*Given task*:
Everything from the line holding "Read this page and output its text content." through the last line below must be repeated exactly, and nothing else.
——————————
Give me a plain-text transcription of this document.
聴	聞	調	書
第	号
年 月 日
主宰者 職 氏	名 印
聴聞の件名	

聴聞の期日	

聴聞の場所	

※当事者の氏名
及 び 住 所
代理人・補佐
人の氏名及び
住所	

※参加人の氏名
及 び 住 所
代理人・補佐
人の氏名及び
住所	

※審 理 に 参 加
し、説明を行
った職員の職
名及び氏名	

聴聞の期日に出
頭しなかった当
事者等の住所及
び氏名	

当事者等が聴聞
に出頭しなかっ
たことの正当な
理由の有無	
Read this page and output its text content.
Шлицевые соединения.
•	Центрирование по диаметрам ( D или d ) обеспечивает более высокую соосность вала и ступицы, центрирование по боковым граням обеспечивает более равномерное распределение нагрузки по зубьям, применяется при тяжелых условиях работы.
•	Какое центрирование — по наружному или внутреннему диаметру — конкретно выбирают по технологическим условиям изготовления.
——————————
*Written solution*:
Read this page and output its text content.
Шлицевые соединения.
•	Центрирование по диаметрам ( D или d ) обеспечивает более высокую соосность вала и ступицы, центрирование по боковым граням обеспечивает более равномерное распределение нагрузки по зубьям, применяется при тяжелых условиях работы.
•	Какое центрирование — по наружному или внутреннему диаметру — конкретно выбирают по технологическим условиям изготовления.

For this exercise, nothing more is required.